#### Stored records

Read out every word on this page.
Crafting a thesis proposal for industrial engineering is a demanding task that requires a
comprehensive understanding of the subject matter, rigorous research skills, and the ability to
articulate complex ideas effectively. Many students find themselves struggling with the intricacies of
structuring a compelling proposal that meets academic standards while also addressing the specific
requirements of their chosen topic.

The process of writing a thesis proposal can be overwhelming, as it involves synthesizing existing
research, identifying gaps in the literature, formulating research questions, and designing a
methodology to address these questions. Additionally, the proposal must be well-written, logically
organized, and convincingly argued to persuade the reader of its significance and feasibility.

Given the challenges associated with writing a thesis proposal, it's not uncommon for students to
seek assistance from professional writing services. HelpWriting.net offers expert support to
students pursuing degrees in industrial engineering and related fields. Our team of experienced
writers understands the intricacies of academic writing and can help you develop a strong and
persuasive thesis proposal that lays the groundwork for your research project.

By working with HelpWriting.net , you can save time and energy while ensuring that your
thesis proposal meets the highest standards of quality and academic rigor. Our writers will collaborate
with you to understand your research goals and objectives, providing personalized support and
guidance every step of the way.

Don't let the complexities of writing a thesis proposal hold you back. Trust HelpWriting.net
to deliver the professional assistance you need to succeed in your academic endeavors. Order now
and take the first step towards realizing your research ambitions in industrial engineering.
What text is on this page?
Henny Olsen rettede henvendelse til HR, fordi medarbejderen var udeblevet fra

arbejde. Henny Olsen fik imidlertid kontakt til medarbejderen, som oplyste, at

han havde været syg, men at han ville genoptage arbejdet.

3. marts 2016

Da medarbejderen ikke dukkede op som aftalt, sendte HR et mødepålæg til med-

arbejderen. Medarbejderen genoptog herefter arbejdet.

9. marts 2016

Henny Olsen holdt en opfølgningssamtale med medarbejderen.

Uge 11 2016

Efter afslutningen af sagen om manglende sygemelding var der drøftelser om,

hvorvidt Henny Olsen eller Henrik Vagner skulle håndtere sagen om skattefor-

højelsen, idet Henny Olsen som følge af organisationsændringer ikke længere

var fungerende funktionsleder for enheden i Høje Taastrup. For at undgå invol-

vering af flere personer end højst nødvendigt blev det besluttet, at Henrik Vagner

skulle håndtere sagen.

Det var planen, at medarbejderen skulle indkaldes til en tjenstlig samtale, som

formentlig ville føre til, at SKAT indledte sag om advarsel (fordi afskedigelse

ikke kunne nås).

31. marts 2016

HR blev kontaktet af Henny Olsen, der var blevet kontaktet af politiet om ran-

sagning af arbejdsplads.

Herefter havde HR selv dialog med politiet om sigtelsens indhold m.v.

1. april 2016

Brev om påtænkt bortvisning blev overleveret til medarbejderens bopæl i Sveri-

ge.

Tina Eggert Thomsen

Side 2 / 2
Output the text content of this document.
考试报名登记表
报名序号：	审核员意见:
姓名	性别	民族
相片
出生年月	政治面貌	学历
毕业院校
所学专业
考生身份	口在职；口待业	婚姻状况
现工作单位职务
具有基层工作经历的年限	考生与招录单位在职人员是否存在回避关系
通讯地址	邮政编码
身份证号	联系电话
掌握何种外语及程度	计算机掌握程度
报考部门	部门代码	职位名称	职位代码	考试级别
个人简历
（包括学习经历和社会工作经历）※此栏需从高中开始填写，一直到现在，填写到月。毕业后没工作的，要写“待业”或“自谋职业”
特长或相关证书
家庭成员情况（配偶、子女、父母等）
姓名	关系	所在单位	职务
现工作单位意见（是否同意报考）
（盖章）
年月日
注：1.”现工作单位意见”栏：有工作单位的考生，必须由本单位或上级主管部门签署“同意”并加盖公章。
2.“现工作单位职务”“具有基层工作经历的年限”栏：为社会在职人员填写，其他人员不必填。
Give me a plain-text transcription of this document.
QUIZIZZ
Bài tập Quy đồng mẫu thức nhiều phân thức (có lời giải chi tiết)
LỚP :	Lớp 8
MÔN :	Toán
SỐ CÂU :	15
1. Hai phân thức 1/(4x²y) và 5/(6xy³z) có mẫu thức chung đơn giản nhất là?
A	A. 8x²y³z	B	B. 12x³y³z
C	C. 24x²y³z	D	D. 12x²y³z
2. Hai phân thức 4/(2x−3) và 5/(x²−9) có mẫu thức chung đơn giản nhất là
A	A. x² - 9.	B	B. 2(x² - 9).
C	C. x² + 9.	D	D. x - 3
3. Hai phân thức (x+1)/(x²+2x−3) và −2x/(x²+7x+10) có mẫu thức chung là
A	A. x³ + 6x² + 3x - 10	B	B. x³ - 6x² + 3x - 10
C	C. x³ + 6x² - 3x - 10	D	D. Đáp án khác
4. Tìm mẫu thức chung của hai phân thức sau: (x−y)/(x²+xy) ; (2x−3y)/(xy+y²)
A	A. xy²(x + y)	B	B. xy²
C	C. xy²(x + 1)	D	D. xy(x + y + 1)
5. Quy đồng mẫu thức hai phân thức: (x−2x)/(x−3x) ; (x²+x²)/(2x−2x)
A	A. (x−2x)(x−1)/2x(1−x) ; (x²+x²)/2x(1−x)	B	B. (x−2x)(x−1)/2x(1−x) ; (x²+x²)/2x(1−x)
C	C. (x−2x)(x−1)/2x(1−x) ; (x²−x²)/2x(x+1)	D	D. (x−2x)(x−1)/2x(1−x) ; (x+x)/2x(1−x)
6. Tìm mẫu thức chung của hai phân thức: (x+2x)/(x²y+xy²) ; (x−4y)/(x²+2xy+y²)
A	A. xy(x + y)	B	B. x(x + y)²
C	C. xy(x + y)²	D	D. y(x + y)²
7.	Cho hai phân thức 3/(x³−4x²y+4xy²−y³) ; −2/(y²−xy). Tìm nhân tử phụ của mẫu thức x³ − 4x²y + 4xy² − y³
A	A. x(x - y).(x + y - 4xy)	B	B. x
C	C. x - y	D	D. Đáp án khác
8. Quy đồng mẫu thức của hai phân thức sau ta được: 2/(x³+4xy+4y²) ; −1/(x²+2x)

########

> _Exercise details_: Transcribe every record above exactly as it appears.

> _Correct response_:
Read out every word on this page.
Crafting a thesis proposal for industrial engineering is a demanding task that requires a
comprehensive understanding of the subject matter, rigorous research skills, and the ability to
articulate complex ideas effectively. Many students find themselves struggling with the intricacies of
structuring a compelling proposal that meets academic standards while also addressing the specific
requirements of their chosen topic.

The process of writing a thesis proposal can be overwhelming, as it involves synthesizing existing
research, identifying gaps in the literature, formulating research questions, and designing a
methodology to address these questions. Additionally, the proposal must be well-written, logically
organized, and convincingly argued to persuade the reader of its significance and feasibility.

Given the challenges associated with writing a thesis proposal, it's not uncommon for students to
seek assistance from professional writing services. HelpWriting.net offers expert support to
students pursuing degrees in industrial engineering and related fields. Our team of experienced
writers understands the intricacies of academic writing and can help you develop a strong and
persuasive thesis proposal that lays the groundwork for your research project.

By working with HelpWriting.net , you can save time and energy while ensuring that your
thesis proposal meets the highest standards of quality and academic rigor. Our writers will collaborate
with you to understand your research goals and objectives, providing personalized support and
guidance every step of the way.

Don't let the complexities of writing a thesis proposal hold you back. Trust HelpWriting.net
to deliver the professional assistance you need to succeed in your academic endeavors. Order now
and take the first step towards realizing your research ambitions in industrial engineering.
What text is on this page?
Henny Olsen rettede henvendelse til HR, fordi medarbejderen var udeblevet fra

arbejde. Henny Olsen fik imidlertid kontakt til medarbejderen, som oplyste, at

han havde været syg, men at han ville genoptage arbejdet.

3. marts 2016

Da medarbejderen ikke dukkede op som aftalt, sendte HR et mødepålæg til med-

arbejderen. Medarbejderen genoptog herefter arbejdet.

9. marts 2016

Henny Olsen holdt en opfølgningssamtale med medarbejderen.

Uge 11 2016

Efter afslutningen af sagen om manglende sygemelding var der drøftelser om,

hvorvidt Henny Olsen eller Henrik Vagner skulle håndtere sagen om skattefor-

højelsen, idet Henny Olsen som følge af organisationsændringer ikke længere

var fungerende funktionsleder for enheden i Høje Taastrup. For at undgå invol-

vering af flere personer end højst nødvendigt blev det besluttet, at Henrik Vagner

skulle håndtere sagen.

Det var planen, at medarbejderen skulle indkaldes til en tjenstlig samtale, som

formentlig ville føre til, at SKAT indledte sag om advarsel (fordi afskedigelse

ikke kunne nås).

31. marts 2016

HR blev kontaktet af Henny Olsen, der var blevet kontaktet af politiet om ran-

sagning af arbejdsplads.

Herefter havde HR selv dialog med politiet om sigtelsens indhold m.v.

1. april 2016

Brev om påtænkt bortvisning blev overleveret til medarbejderens bopæl i Sveri-

ge.

Tina Eggert Thomsen

Side 2 / 2
Output the text content of this document.
考试报名登记表
报名序号：	审核员意见:
姓名	性别	民族
相片
出生年月	政治面貌	学历
毕业院校
所学专业
考生身份	口在职；口待业	婚姻状况
现工作单位职务
具有基层工作经历的年限	考生与招录单位在职人员是否存在回避关系
通讯地址	邮政编码
身份证号	联系电话
掌握何种外语及程度	计算机掌握程度
报考部门	部门代码	职位名称	职位代码	考试级别
个人简历
（包括学习经历和社会工作经历）※此栏需从高中开始填写，一直到现在，填写到月。毕业后没工作的，要写“待业”或“自谋职业”
特长或相关证书
家庭成员情况（配偶、子女、父母等）
姓名	关系	所在单位	职务
现工作单位意见（是否同意报考）
（盖章）
年月日
注：1.”现工作单位意见”栏：有工作单位的考生，必须由本单位或上级主管部门签署“同意”并加盖公章。
2.“现工作单位职务”“具有基层工作经历的年限”栏：为社会在职人员填写，其他人员不必填。
Give me a plain-text transcription of this document.
QUIZIZZ
Bài tập Quy đồng mẫu thức nhiều phân thức (có lời giải chi tiết)
LỚP :	Lớp 8
MÔN :	Toán
SỐ CÂU :	15
1. Hai phân thức 1/(4x²y) và 5/(6xy³z) có mẫu thức chung đơn giản nhất là?
A	A. 8x²y³z	B	B. 12x³y³z
C	C. 24x²y³z	D	D. 12x²y³z
2. Hai phân thức 4/(2x−3) và 5/(x²−9) có mẫu thức chung đơn giản nhất là
A	A. x² - 9.	B	B. 2(x² - 9).
C	C. x² + 9.	D	D. x - 3
3. Hai phân thức (x+1)/(x²+2x−3) và −2x/(x²+7x+10) có mẫu thức chung là
A	A. x³ + 6x² + 3x - 10	B	B. x³ - 6x² + 3x - 10
C	C. x³ + 6x² - 3x - 10	D	D. Đáp án khác
4. Tìm mẫu thức chung của hai phân thức sau: (x−y)/(x²+xy) ; (2x−3y)/(xy+y²)
A	A. xy²(x + y)	B	B. xy²
C	C. xy²(x + 1)	D	D. xy(x + y + 1)
5. Quy đồng mẫu thức hai phân thức: (x−2x)/(x−3x) ; (x²+x²)/(2x−2x)
A	A. (x−2x)(x−1)/2x(1−x) ; (x²+x²)/2x(1−x)	B	B. (x−2x)(x−1)/2x(1−x) ; (x²+x²)/2x(1−x)
C	C. (x−2x)(x−1)/2x(1−x) ; (x²−x²)/2x(x+1)	D	D. (x−2x)(x−1)/2x(1−x) ; (x+x)/2x(1−x)
6. Tìm mẫu thức chung của hai phân thức: (x+2x)/(x²y+xy²) ; (x−4y)/(x²+2xy+y²)
A	A. xy(x + y)	B	B. x(x + y)²
C	C. xy(x + y)²	D	D. y(x + y)²
7.	Cho hai phân thức 3/(x³−4x²y+4xy²−y³) ; −2/(y²−xy). Tìm nhân tử phụ của mẫu thức x³ − 4x²y + 4xy² − y³
A	A. x(x - y).(x + y - 4xy)	B	B. x
C	C. x - y	D	D. Đáp án khác
8. Quy đồng mẫu thức của hai phân thức sau ta được: 2/(x³+4xy+4y²) ; −1/(x²+2x)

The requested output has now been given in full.